[Material for this exercise start]

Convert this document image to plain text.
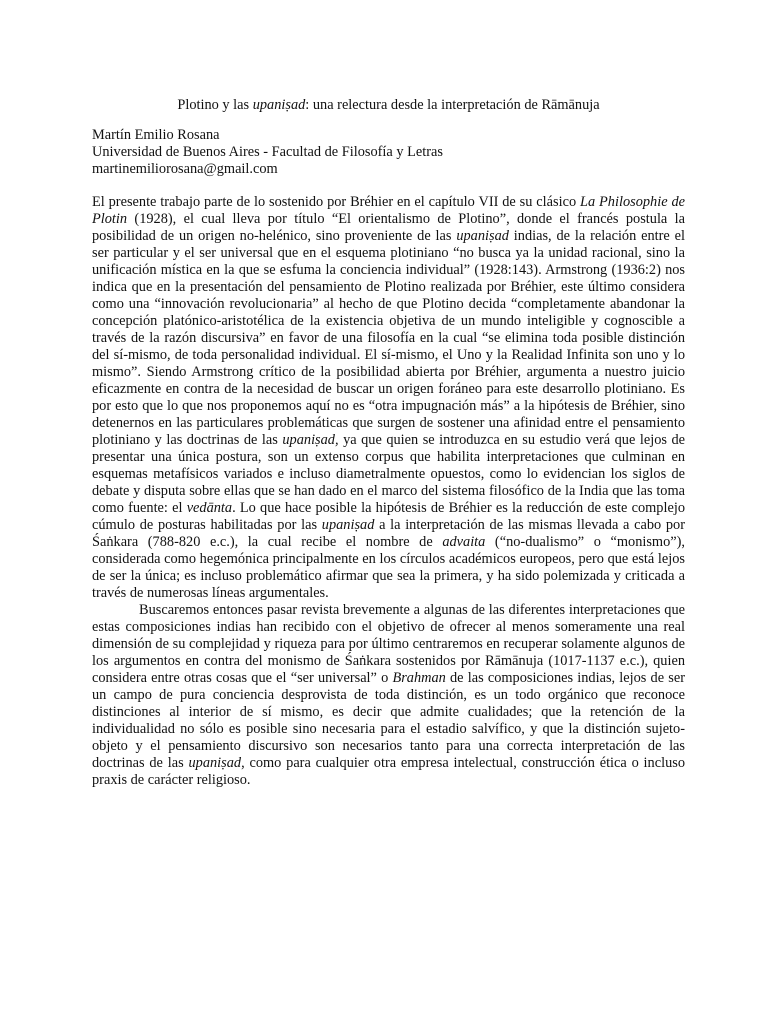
Plotino y las upaniṣad: una relectura desde la interpretación de Rāmānuja
Martín Emilio Rosana
Universidad de Buenos Aires - Facultad de Filosofía y Letras
martinemiliorosana@gmail.com

El presente trabajo parte de lo sostenido por Bréhier en el capítulo VII de su clásico La Philosophie de Plotin (1928), el cual lleva por título “El orientalismo de Plotino”, donde el francés postula la posibilidad de un origen no-helénico, sino proveniente de las upaniṣad indias, de la relación entre el ser particular y el ser universal que en el esquema plotiniano “no busca ya la unidad racional, sino la unificación mística en la que se esfuma la conciencia individual” (1928:143). Armstrong (1936:2) nos indica que en la presentación del pensamiento de Plotino realizada por Bréhier, este último considera como una “innovación revolucionaria” al hecho de que Plotino decida “completamente abandonar la concepción platónico-aristotélica de la existencia objetiva de un mundo inteligible y cognoscible a través de la razón discursiva” en favor de una filosofía en la cual “se elimina toda posible distinción del sí-mismo, de toda personalidad individual. El sí-mismo, el Uno y la Realidad Infinita son uno y lo mismo”. Siendo Armstrong crítico de la posibilidad abierta por Bréhier, argumenta a nuestro juicio eficazmente en contra de la necesidad de buscar un origen foráneo para este desarrollo plotiniano. Es por esto que lo que nos proponemos aquí no es “otra impugnación más” a la hipótesis de Bréhier, sino detenernos en las particulares problemáticas que surgen de sostener una afinidad entre el pensamiento plotiniano y las doctrinas de las upaniṣad, ya que quien se introduzca en su estudio verá que lejos de presentar una única postura, son un extenso corpus que habilita interpretaciones que culminan en esquemas metafísicos variados e incluso diametralmente opuestos, como lo evidencian los siglos de debate y disputa sobre ellas que se han dado en el marco del sistema filosófico de la India que las toma como fuente: el vedānta. Lo que hace posible la hipótesis de Bréhier es la reducción de este complejo cúmulo de posturas habilitadas por las upaniṣad a la interpretación de las mismas llevada a cabo por Śaṅkara (788-820 e.c.), la cual recibe el nombre de advaita (“no-dualismo” o “monismo”), considerada como hegemónica principalmente en los círculos académicos europeos, pero que está lejos de ser la única; es incluso problemático afirmar que sea la primera, y ha sido polemizada y criticada a través de numerosas líneas argumentales.

Buscaremos entonces pasar revista brevemente a algunas de las diferentes interpretaciones que estas composiciones indias han recibido con el objetivo de ofrecer al menos someramente una real dimensión de su complejidad y riqueza para por último centraremos en recuperar solamente algunos de los argumentos en contra del monismo de Śaṅkara sostenidos por Rāmānuja (1017-1137 e.c.), quien considera entre otras cosas que el “ser universal” o Brahman de las composiciones indias, lejos de ser un campo de pura conciencia desprovista de toda distinción, es un todo orgánico que reconoce distinciones al interior de sí mismo, es decir que admite cualidades; que la retención de la individualidad no sólo es posible sino necesaria para el estadio salvífico, y que la distinción sujeto-objeto y el pensamiento discursivo son necesarios tanto para una correcta interpretación de las doctrinas de las upaniṣad, como para cualquier otra empresa intelectual, construcción ética o incluso praxis de carácter religioso.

[Material for this exercise end]

_Written request:_
Without including any pictures, print each record exactly.

_Answer below:_
Convert this document image to plain text.
Plotino y las upaniṣad: una relectura desde la interpretación de Rāmānuja
Martín Emilio Rosana
Universidad de Buenos Aires - Facultad de Filosofía y Letras
martinemiliorosana@gmail.com

El presente trabajo parte de lo sostenido por Bréhier en el capítulo VII de su clásico La Philosophie de Plotin (1928), el cual lleva por título “El orientalismo de Plotino”, donde el francés postula la posibilidad de un origen no-helénico, sino proveniente de las upaniṣad indias, de la relación entre el ser particular y el ser universal que en el esquema plotiniano “no busca ya la unidad racional, sino la unificación mística en la que se esfuma la conciencia individual” (1928:143). Armstrong (1936:2) nos indica que en la presentación del pensamiento de Plotino realizada por Bréhier, este último considera como una “innovación revolucionaria” al hecho de que Plotino decida “completamente abandonar la concepción platónico-aristotélica de la existencia objetiva de un mundo inteligible y cognoscible a través de la razón discursiva” en favor de una filosofía en la cual “se elimina toda posible distinción del sí-mismo, de toda personalidad individual. El sí-mismo, el Uno y la Realidad Infinita son uno y lo mismo”. Siendo Armstrong crítico de la posibilidad abierta por Bréhier, argumenta a nuestro juicio eficazmente en contra de la necesidad de buscar un origen foráneo para este desarrollo plotiniano. Es por esto que lo que nos proponemos aquí no es “otra impugnación más” a la hipótesis de Bréhier, sino detenernos en las particulares problemáticas que surgen de sostener una afinidad entre el pensamiento plotiniano y las doctrinas de las upaniṣad, ya que quien se introduzca en su estudio verá que lejos de presentar una única postura, son un extenso corpus que habilita interpretaciones que culminan en esquemas metafísicos variados e incluso diametralmente opuestos, como lo evidencian los siglos de debate y disputa sobre ellas que se han dado en el marco del sistema filosófico de la India que las toma como fuente: el vedānta. Lo que hace posible la hipótesis de Bréhier es la reducción de este complejo cúmulo de posturas habilitadas por las upaniṣad a la interpretación de las mismas llevada a cabo por Śaṅkara (788-820 e.c.), la cual recibe el nombre de advaita (“no-dualismo” o “monismo”), considerada como hegemónica principalmente en los círculos académicos europeos, pero que está lejos de ser la única; es incluso problemático afirmar que sea la primera, y ha sido polemizada y criticada a través de numerosas líneas argumentales.

Buscaremos entonces pasar revista brevemente a algunas de las diferentes interpretaciones que estas composiciones indias han recibido con el objetivo de ofrecer al menos someramente una real dimensión de su complejidad y riqueza para por último centraremos en recuperar solamente algunos de los argumentos en contra del monismo de Śaṅkara sostenidos por Rāmānuja (1017-1137 e.c.), quien considera entre otras cosas que el “ser universal” o Brahman de las composiciones indias, lejos de ser un campo de pura conciencia desprovista de toda distinción, es un todo orgánico que reconoce distinciones al interior de sí mismo, es decir que admite cualidades; que la retención de la individualidad no sólo es posible sino necesaria para el estadio salvífico, y que la distinción sujeto-objeto y el pensamiento discursivo son necesarios tanto para una correcta interpretación de las doctrinas de las upaniṣad, como para cualquier otra empresa intelectual, construcción ética o incluso praxis de carácter religioso.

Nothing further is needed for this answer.